Stated task> Quote the lines from the line holding "What text is on this page?" to the very end of the listing, exactly, and no others.

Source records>
# # # # #
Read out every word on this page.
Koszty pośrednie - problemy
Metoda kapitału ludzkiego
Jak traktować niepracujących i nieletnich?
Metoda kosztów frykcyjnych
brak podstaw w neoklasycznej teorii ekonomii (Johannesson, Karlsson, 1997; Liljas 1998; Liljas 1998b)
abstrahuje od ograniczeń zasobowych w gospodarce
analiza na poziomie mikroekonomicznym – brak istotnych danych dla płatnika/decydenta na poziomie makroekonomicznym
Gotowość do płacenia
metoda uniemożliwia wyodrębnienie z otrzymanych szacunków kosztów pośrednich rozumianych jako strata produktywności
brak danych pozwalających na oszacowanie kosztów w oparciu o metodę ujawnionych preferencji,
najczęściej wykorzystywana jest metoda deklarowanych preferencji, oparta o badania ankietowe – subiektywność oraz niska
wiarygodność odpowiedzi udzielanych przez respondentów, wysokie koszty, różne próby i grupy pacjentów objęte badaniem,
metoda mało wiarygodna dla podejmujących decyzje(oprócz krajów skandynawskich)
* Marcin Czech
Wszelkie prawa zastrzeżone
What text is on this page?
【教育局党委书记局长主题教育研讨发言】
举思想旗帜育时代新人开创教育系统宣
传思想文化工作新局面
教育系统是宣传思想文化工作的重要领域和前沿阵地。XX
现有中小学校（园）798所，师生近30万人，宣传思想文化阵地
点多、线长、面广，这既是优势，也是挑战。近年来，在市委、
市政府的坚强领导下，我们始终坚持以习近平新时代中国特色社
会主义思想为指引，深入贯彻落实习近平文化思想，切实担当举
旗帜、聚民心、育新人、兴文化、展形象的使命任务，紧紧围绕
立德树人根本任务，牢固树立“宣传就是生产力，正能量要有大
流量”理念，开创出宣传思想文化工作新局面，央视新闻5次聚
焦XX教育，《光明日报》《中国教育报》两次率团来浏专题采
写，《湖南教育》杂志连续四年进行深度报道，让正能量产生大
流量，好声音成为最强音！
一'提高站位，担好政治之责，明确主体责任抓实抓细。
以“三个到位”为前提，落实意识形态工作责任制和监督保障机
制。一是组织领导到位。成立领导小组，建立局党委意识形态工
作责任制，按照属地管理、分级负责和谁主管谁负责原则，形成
# # # # #
Output for this task>
What text is on this page?
【教育局党委书记局长主题教育研讨发言】
举思想旗帜育时代新人开创教育系统宣
传思想文化工作新局面
教育系统是宣传思想文化工作的重要领域和前沿阵地。XX
现有中小学校（园）798所，师生近30万人，宣传思想文化阵地
点多、线长、面广，这既是优势，也是挑战。近年来，在市委、
市政府的坚强领导下，我们始终坚持以习近平新时代中国特色社
会主义思想为指引，深入贯彻落实习近平文化思想，切实担当举
旗帜、聚民心、育新人、兴文化、展形象的使命任务，紧紧围绕
立德树人根本任务，牢固树立“宣传就是生产力，正能量要有大
流量”理念，开创出宣传思想文化工作新局面，央视新闻5次聚
焦XX教育，《光明日报》《中国教育报》两次率团来浏专题采
写，《湖南教育》杂志连续四年进行深度报道，让正能量产生大
流量，好声音成为最强音！
一'提高站位，担好政治之责，明确主体责任抓实抓细。
以“三个到位”为前提，落实意识形态工作责任制和监督保障机
制。一是组织领导到位。成立领导小组，建立局党委意识形态工
作责任制，按照属地管理、分级负责和谁主管谁负责原则，形成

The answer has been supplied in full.